WHAT YOU ARE ASKED TO DO
Collect all lines containing the word "content" from the data.
━━━ EXTRACTED MATERIAL
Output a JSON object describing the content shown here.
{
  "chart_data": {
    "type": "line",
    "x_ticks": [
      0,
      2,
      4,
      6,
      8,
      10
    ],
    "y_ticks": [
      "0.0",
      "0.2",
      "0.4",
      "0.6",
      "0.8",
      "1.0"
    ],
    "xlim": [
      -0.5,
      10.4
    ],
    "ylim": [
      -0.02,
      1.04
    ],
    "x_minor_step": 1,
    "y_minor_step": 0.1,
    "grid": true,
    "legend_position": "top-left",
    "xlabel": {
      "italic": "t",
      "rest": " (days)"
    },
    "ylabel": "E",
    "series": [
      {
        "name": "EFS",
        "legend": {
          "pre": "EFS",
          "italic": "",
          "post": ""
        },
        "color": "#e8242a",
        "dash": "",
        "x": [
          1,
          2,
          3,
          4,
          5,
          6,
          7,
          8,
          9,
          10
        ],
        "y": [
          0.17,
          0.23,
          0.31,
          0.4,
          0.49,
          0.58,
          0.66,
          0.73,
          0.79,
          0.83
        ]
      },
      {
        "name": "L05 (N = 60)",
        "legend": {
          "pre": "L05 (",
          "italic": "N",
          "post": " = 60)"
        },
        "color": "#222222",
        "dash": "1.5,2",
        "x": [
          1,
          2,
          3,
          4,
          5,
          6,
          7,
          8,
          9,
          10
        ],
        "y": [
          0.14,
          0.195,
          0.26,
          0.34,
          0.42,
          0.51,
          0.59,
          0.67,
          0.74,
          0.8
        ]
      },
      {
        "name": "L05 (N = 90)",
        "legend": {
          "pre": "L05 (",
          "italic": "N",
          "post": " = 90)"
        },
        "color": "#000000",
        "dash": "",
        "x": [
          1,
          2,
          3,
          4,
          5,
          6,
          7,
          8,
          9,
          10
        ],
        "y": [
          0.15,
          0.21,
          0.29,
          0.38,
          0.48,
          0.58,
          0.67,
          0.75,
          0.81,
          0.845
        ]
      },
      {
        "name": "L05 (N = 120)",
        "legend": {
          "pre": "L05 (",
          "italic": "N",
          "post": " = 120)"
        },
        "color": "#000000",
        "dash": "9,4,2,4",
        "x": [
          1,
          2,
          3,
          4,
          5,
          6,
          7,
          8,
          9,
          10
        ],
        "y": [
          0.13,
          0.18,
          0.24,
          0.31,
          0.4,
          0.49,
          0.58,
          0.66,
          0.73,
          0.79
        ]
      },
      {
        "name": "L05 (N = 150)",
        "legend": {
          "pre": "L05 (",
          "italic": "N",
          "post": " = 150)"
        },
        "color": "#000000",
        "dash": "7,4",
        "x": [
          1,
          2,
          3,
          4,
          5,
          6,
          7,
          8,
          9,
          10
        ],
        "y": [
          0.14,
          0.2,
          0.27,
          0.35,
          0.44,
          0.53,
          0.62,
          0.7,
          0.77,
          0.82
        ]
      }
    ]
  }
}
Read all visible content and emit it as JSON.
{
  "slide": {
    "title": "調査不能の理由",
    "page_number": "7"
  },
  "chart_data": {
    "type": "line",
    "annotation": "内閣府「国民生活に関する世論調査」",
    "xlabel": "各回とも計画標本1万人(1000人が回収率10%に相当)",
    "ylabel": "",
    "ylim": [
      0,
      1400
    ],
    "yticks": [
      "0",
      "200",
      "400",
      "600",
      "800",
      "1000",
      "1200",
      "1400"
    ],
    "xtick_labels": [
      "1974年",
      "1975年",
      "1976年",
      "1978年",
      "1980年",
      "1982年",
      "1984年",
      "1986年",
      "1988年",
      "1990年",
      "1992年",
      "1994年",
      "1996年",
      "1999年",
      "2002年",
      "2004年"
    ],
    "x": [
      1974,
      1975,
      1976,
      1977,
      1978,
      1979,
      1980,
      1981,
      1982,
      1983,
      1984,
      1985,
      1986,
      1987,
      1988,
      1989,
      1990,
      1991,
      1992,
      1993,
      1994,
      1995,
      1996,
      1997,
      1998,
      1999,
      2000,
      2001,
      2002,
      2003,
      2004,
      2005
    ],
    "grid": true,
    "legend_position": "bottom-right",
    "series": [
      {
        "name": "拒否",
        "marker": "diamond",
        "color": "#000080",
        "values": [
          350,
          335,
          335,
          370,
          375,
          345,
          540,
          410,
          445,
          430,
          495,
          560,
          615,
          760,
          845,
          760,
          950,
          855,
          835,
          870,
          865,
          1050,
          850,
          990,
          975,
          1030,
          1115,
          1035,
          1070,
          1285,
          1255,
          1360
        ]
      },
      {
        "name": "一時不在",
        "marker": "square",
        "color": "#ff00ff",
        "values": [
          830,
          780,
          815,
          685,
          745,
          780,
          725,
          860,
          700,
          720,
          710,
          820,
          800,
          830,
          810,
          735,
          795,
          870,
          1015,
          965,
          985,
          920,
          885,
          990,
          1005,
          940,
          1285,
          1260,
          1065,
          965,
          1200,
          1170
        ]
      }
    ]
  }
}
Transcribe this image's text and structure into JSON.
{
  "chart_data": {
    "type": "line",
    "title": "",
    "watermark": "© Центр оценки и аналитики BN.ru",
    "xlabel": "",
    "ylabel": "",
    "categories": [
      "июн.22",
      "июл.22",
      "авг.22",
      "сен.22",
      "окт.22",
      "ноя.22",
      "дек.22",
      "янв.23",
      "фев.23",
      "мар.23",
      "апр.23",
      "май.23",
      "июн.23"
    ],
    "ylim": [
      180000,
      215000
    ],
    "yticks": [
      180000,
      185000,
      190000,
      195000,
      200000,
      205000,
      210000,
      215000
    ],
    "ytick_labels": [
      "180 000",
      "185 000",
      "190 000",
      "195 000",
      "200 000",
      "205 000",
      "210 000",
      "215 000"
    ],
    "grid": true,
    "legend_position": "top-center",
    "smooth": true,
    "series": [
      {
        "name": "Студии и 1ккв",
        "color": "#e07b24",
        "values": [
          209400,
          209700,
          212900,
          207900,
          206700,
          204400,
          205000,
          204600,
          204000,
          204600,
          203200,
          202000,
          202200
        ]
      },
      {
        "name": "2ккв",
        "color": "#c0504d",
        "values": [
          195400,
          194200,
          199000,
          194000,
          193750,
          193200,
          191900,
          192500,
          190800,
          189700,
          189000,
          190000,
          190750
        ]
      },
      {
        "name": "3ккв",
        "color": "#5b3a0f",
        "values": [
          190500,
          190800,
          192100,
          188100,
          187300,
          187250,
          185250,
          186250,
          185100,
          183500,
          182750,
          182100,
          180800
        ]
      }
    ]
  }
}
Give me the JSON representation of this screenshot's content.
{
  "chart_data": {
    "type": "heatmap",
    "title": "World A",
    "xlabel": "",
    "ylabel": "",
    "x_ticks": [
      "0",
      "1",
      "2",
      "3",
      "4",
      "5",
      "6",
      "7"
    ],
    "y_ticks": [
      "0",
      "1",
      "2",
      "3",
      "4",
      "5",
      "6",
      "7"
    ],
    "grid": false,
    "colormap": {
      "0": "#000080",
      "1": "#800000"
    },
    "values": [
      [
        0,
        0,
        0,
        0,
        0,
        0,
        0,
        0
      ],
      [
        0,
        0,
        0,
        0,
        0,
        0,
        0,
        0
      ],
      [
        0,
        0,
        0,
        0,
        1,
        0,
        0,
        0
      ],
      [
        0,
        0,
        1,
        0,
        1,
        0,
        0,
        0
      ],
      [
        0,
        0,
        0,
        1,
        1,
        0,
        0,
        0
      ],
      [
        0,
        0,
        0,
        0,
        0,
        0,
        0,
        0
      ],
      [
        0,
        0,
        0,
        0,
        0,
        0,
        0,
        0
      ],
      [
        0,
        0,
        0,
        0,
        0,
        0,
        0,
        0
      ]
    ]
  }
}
━━━━━━
CORRECT RESPONSE
Output a JSON object describing the content shown here.
Read all visible content and emit it as JSON.
Give me the JSON representation of this screenshot's content.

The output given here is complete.